YOUR GOAL ▸ Format the data below as a JSON list of strings, with one string for each line and no blank lines.

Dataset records
=======

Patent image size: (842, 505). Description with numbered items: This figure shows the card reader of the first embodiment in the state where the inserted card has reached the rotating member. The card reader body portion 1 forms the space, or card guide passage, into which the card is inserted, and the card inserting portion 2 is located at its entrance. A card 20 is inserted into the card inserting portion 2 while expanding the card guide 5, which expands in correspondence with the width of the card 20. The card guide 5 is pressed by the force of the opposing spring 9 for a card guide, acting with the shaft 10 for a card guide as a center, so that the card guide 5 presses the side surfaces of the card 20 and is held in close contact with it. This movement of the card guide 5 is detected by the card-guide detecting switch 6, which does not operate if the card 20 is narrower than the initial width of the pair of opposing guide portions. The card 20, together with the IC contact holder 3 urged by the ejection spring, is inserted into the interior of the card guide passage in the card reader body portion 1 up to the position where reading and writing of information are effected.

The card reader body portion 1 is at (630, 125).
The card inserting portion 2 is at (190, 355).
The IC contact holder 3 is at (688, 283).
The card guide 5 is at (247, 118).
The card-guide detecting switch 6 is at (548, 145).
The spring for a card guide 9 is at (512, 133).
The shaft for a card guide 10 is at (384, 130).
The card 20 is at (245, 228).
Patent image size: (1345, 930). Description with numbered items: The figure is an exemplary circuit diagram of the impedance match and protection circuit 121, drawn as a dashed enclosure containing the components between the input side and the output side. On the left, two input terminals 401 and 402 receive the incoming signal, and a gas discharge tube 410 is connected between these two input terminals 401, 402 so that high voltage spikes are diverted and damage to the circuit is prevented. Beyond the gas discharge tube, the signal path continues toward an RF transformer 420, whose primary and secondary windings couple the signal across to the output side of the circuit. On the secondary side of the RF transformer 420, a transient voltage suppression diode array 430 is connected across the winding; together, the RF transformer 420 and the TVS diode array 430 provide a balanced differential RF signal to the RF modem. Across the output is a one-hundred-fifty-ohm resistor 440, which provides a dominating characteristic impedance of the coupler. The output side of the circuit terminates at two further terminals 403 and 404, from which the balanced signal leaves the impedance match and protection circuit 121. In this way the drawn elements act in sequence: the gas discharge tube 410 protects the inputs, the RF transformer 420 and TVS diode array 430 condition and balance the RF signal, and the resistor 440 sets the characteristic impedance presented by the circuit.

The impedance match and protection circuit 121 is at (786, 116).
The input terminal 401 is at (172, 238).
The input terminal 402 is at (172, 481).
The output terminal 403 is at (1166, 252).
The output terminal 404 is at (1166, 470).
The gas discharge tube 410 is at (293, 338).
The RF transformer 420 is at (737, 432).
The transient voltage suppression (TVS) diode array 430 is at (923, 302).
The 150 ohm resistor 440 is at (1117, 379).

=======

THE RESULT ▸
[
  "Patent image size: (842, 505). Description with numbered items: This figure shows the card reader of the first embodiment in the state where the inserted card has reached the rotating member. The card reader body portion 1 forms the space, or card guide passage, into which the card is inserted, and the card inserting portion 2 is located at its entrance. A card 20 is inserted into the card inserting portion 2 while expanding the card guide 5, which expands in correspondence with the width of the card 20. The card guide 5 is pressed by the force of the opposing spring 9 for a card guide, acting with the shaft 10 for a card guide as a center, so that the card guide 5 presses the side surfaces of the card 20 and is held in close contact with it. This movement of the card guide 5 is detected by the card-guide detecting switch 6, which does not operate if the card 20 is narrower than the initial width of the pair of opposing guide portions. The card 20, together with the IC contact holder 3 urged by the ejection spring, is inserted into the interior of the card guide passage in the card reader body portion 1 up to the position where reading and writing of information are effected.",
  "The card reader body portion 1 is at (630, 125).",
  "The card inserting portion 2 is at (190, 355).",
  "The IC contact holder 3 is at (688, 283).",
  "The card guide 5 is at (247, 118).",
  "The card-guide detecting switch 6 is at (548, 145).",
  "The spring for a card guide 9 is at (512, 133).",
  "The shaft for a card guide 10 is at (384, 130).",
  "The card 20 is at (245, 228).",
  "Patent image size: (1345, 930). Description with numbered items: The figure is an exemplary circuit diagram of the impedance match and protection circuit 121, drawn as a dashed enclosure containing the components between the input side and the output side. On the left, two input terminals 401 and 402 receive the incoming signal, and a gas discharge tube 410 is connected between these two input terminals 401, 402 so that high voltage spikes are diverted and damage to the circuit is prevented. Beyond the gas discharge tube, the signal path continues toward an RF transformer 420, whose primary and secondary windings couple the signal across to the output side of the circuit. On the secondary side of the RF transformer 420, a transient voltage suppression diode array 430 is connected across the winding; together, the RF transformer 420 and the TVS diode array 430 provide a balanced differential RF signal to the RF modem. Across the output is a one-hundred-fifty-ohm resistor 440, which provides a dominating characteristic impedance of the coupler. The output side of the circuit terminates at two further terminals 403 and 404, from which the balanced signal leaves the impedance match and protection circuit 121. In this way the drawn elements act in sequence: the gas discharge tube 410 protects the inputs, the RF transformer 420 and TVS diode array 430 condition and balance the RF signal, and the resistor 440 sets the characteristic impedance presented by the circuit.",
  "The impedance match and protection circuit 121 is at (786, 116).",
  "The input terminal 401 is at (172, 238).",
  "The input terminal 402 is at (172, 481).",
  "The output terminal 403 is at (1166, 252).",
  "The output terminal 404 is at (1166, 470).",
  "The gas discharge tube 410 is at (293, 338).",
  "The RF transformer 420 is at (737, 432).",
  "The transient voltage suppression (TVS) diode array 430 is at (923, 302).",
  "The 150 ohm resistor 440 is at (1117, 379)."
]